Task to complete. Render the stretch of the records from their start through the line containing "tab-page-layout[interactable]: 页面布局 (138, 17, 204, 44)" as a numbered list, leaving out any blank lines.

Data in this exercise.

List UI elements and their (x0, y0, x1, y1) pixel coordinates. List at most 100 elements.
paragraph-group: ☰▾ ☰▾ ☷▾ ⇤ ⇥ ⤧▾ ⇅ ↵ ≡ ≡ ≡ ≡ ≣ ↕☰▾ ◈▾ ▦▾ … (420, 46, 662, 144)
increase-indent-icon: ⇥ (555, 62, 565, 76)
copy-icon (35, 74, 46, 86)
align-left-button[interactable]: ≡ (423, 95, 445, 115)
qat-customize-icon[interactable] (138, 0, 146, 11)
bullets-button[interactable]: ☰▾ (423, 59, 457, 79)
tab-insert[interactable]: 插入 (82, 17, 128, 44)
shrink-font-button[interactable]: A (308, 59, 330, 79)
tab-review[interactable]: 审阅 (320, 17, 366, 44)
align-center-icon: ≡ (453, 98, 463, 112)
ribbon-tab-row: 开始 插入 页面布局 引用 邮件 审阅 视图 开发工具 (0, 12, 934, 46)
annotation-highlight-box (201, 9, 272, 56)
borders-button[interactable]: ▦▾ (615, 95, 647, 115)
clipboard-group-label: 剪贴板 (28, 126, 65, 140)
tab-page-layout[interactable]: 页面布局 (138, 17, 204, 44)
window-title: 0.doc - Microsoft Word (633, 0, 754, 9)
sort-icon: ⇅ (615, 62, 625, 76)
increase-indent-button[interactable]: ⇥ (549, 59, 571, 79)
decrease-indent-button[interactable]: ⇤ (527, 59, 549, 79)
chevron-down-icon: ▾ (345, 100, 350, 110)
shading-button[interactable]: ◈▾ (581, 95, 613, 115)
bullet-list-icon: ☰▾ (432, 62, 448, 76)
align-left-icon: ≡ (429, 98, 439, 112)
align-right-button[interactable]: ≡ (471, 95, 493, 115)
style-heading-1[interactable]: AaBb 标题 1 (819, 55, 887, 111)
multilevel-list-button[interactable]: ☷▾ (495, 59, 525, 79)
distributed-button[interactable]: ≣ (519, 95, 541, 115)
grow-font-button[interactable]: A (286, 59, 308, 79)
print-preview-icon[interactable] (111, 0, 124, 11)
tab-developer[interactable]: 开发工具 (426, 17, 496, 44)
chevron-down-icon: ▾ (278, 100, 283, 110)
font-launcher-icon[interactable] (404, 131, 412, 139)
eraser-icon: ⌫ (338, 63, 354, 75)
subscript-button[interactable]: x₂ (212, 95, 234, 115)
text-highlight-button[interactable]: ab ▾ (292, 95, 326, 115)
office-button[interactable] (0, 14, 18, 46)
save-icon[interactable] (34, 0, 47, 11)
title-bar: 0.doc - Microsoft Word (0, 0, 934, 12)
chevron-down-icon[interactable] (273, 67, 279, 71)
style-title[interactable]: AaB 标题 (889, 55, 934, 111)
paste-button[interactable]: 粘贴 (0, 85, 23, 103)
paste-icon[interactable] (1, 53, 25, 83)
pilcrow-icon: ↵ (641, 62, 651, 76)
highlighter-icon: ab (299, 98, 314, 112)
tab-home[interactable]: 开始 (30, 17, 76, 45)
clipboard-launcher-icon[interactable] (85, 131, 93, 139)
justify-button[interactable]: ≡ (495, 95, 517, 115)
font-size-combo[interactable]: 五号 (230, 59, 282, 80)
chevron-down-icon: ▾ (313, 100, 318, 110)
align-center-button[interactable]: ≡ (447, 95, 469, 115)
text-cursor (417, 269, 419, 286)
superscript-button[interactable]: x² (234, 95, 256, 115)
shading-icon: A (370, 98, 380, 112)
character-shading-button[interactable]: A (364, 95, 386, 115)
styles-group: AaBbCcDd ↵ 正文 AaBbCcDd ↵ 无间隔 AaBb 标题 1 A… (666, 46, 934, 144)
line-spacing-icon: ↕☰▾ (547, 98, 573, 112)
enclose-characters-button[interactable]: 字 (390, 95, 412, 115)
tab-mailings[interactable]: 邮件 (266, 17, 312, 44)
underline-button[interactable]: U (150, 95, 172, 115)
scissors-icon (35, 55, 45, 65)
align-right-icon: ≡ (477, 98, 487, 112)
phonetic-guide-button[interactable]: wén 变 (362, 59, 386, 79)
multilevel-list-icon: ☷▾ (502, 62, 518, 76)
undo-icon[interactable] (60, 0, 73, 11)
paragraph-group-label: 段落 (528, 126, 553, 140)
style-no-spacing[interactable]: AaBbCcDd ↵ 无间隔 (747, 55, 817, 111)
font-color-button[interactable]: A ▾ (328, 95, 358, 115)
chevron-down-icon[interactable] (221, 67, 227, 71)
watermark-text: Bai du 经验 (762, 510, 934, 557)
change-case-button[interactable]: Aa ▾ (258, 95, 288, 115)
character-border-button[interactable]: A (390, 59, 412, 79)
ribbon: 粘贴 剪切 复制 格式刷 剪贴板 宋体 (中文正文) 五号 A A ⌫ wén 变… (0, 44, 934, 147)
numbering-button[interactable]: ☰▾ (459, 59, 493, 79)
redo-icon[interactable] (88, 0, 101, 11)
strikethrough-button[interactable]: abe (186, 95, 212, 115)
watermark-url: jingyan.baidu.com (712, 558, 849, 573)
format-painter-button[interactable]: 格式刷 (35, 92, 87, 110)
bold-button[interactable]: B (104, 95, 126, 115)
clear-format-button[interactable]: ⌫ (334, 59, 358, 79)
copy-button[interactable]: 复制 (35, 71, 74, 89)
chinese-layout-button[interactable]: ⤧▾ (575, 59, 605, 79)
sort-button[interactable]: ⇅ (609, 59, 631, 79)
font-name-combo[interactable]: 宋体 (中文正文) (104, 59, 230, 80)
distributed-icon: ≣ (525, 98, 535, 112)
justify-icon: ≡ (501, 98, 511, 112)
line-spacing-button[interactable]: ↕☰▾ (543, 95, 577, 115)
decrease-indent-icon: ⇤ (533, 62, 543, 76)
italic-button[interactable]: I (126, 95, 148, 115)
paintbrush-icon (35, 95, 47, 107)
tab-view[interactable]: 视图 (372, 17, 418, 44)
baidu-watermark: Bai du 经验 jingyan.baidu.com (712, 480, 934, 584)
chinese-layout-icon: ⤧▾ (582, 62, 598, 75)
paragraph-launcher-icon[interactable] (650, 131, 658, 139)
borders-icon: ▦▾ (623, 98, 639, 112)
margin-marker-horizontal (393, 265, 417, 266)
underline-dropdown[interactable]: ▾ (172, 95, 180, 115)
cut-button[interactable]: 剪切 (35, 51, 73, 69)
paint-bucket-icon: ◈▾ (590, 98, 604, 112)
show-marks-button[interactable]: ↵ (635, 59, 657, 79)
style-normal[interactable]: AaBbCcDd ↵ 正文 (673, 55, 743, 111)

Finished exercise.
1. List UI elements and their (x0, y0, x1, y1) pixel coordinates. List at most 100 elements.
2. paragraph-group: ☰▾ ☰▾ ☷▾ ⇤ ⇥ ⤧▾ ⇅ ↵ ≡ ≡ ≡ ≡ ≣ ↕☰▾ ◈▾ ▦▾ … (420, 46, 662, 144)
3. increase-indent-icon: ⇥ (555, 62, 565, 76)
4. copy-icon (35, 74, 46, 86)
5. align-left-button[interactable]: ≡ (423, 95, 445, 115)
6. qat-customize-icon[interactable] (138, 0, 146, 11)
7. bullets-button[interactable]: ☰▾ (423, 59, 457, 79)
8. tab-insert[interactable]: 插入 (82, 17, 128, 44)
9. shrink-font-button[interactable]: A (308, 59, 330, 79)
10. tab-review[interactable]: 审阅 (320, 17, 366, 44)
11. align-center-icon: ≡ (453, 98, 463, 112)
12. ribbon-tab-row: 开始 插入 页面布局 引用 邮件 审阅 视图 开发工具 (0, 12, 934, 46)
13. annotation-highlight-box (201, 9, 272, 56)
14. borders-button[interactable]: ▦▾ (615, 95, 647, 115)
15. clipboard-group-label: 剪贴板 (28, 126, 65, 140)
16. tab-page-layout[interactable]: 页面布局 (138, 17, 204, 44)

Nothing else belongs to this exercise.